# EXERCISE INSTRUCTIONS
Render the material again word for word, skipping the pictures in it.

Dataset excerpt
• • • • • • •
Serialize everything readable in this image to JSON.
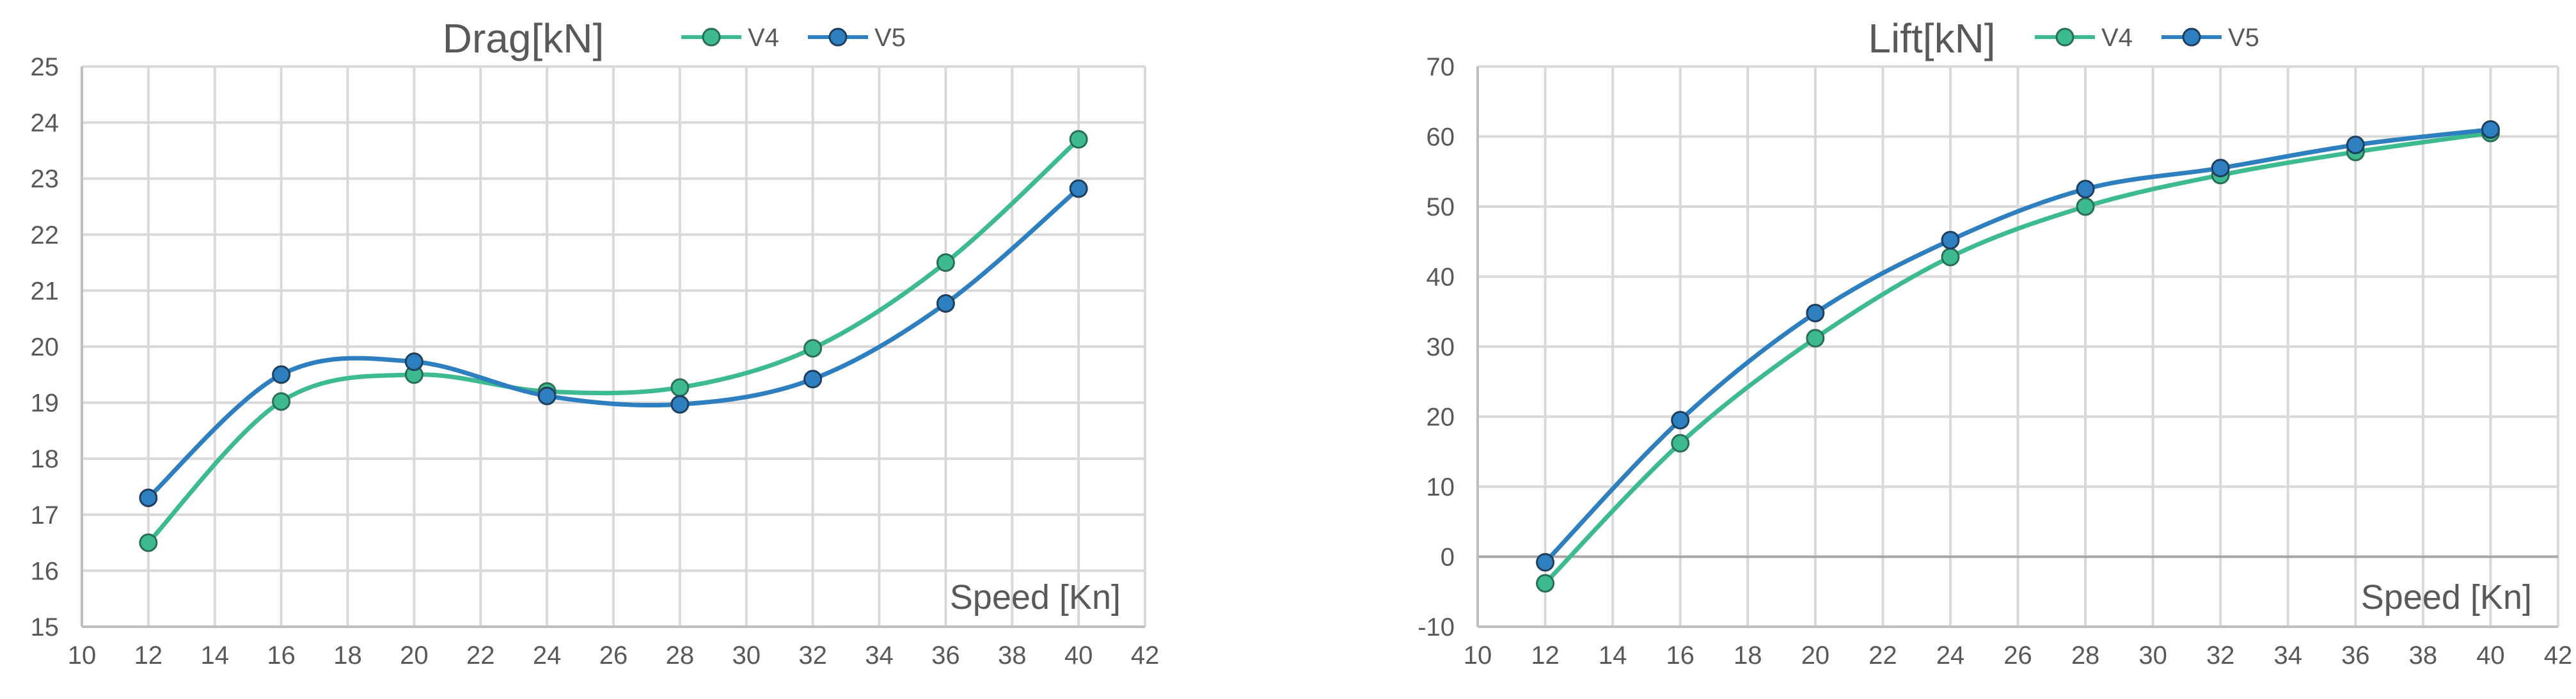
{
  "colors": {
    "V4": "#3dbb8f",
    "V5": "#2e7fbf",
    "V4_edge": "#2a6e55",
    "V5_edge": "#1f3f5f"
  },
  "chart_data": [
    {
      "type": "line",
      "title": "Drag[kN]",
      "xlabel": "Speed [Kn]",
      "ylabel": "",
      "xlim": [
        10,
        42
      ],
      "ylim": [
        15,
        25
      ],
      "x_ticks": [
        "10",
        "12",
        "14",
        "16",
        "18",
        "20",
        "22",
        "24",
        "26",
        "28",
        "30",
        "32",
        "34",
        "36",
        "38",
        "40",
        "42"
      ],
      "y_ticks": [
        "15",
        "16",
        "17",
        "18",
        "19",
        "20",
        "21",
        "22",
        "23",
        "24",
        "25"
      ],
      "legend": "top",
      "grid": true,
      "smooth": true,
      "x": [
        12,
        16,
        20,
        24,
        28,
        32,
        36,
        40
      ],
      "series": [
        {
          "name": "V4",
          "values": [
            16.5,
            19.02,
            19.5,
            19.2,
            19.27,
            19.97,
            21.5,
            23.7
          ]
        },
        {
          "name": "V5",
          "values": [
            17.3,
            19.5,
            19.73,
            19.12,
            18.97,
            19.42,
            20.77,
            22.82
          ]
        }
      ]
    },
    {
      "type": "line",
      "title": "Lift[kN]",
      "xlabel": "Speed [Kn]",
      "ylabel": "",
      "xlim": [
        10,
        42
      ],
      "ylim": [
        -10,
        70
      ],
      "x_ticks": [
        "10",
        "12",
        "14",
        "16",
        "18",
        "20",
        "22",
        "24",
        "26",
        "28",
        "30",
        "32",
        "34",
        "36",
        "38",
        "40",
        "42"
      ],
      "y_ticks": [
        "-10",
        "0",
        "10",
        "20",
        "30",
        "40",
        "50",
        "60",
        "70"
      ],
      "legend": "top",
      "grid": true,
      "smooth": true,
      "x": [
        12,
        16,
        20,
        24,
        28,
        32,
        36,
        40
      ],
      "series": [
        {
          "name": "V4",
          "values": [
            -3.8,
            16.2,
            31.2,
            42.8,
            50.0,
            54.5,
            57.8,
            60.5
          ]
        },
        {
          "name": "V5",
          "values": [
            -0.8,
            19.5,
            34.8,
            45.2,
            52.5,
            55.5,
            58.8,
            61.0
          ]
        }
      ]
    }
  ]
}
• • • • • • •
# SOLUTION
Serialize everything readable in this image to JSON.
{
  "colors": {
    "V4": "#3dbb8f",
    "V5": "#2e7fbf",
    "V4_edge": "#2a6e55",
    "V5_edge": "#1f3f5f"
  },
  "chart_data": [
    {
      "type": "line",
      "title": "Drag[kN]",
      "xlabel": "Speed [Kn]",
      "ylabel": "",
      "xlim": [
        10,
        42
      ],
      "ylim": [
        15,
        25
      ],
      "x_ticks": [
        "10",
        "12",
        "14",
        "16",
        "18",
        "20",
        "22",
        "24",
        "26",
        "28",
        "30",
        "32",
        "34",
        "36",
        "38",
        "40",
        "42"
      ],
      "y_ticks": [
        "15",
        "16",
        "17",
        "18",
        "19",
        "20",
        "21",
        "22",
        "23",
        "24",
        "25"
      ],
      "legend": "top",
      "grid": true,
      "smooth": true,
      "x": [
        12,
        16,
        20,
        24,
        28,
        32,
        36,
        40
      ],
      "series": [
        {
          "name": "V4",
          "values": [
            16.5,
            19.02,
            19.5,
            19.2,
            19.27,
            19.97,
            21.5,
            23.7
          ]
        },
        {
          "name": "V5",
          "values": [
            17.3,
            19.5,
            19.73,
            19.12,
            18.97,
            19.42,
            20.77,
            22.82
          ]
        }
      ]
    },
    {
      "type": "line",
      "title": "Lift[kN]",
      "xlabel": "Speed [Kn]",
      "ylabel": "",
      "xlim": [
        10,
        42
      ],
      "ylim": [
        -10,
        70
      ],
      "x_ticks": [
        "10",
        "12",
        "14",
        "16",
        "18",
        "20",
        "22",
        "24",
        "26",
        "28",
        "30",
        "32",
        "34",
        "36",
        "38",
        "40",
        "42"
      ],
      "y_ticks": [
        "-10",
        "0",
        "10",
        "20",
        "30",
        "40",
        "50",
        "60",
        "70"
      ],
      "legend": "top",
      "grid": true,
      "smooth": true,
      "x": [
        12,
        16,
        20,
        24,
        28,
        32,
        36,
        40
      ],
      "series": [
        {
          "name": "V4",
          "values": [
            -3.8,
            16.2,
            31.2,
            42.8,
            50.0,
            54.5,
            57.8,
            60.5
          ]
        },
        {
          "name": "V5",
          "values": [
            -0.8,
            19.5,
            34.8,
            45.2,
            52.5,
            55.5,
            58.8,
            61.0
          ]
        }
      ]
    }
  ]
}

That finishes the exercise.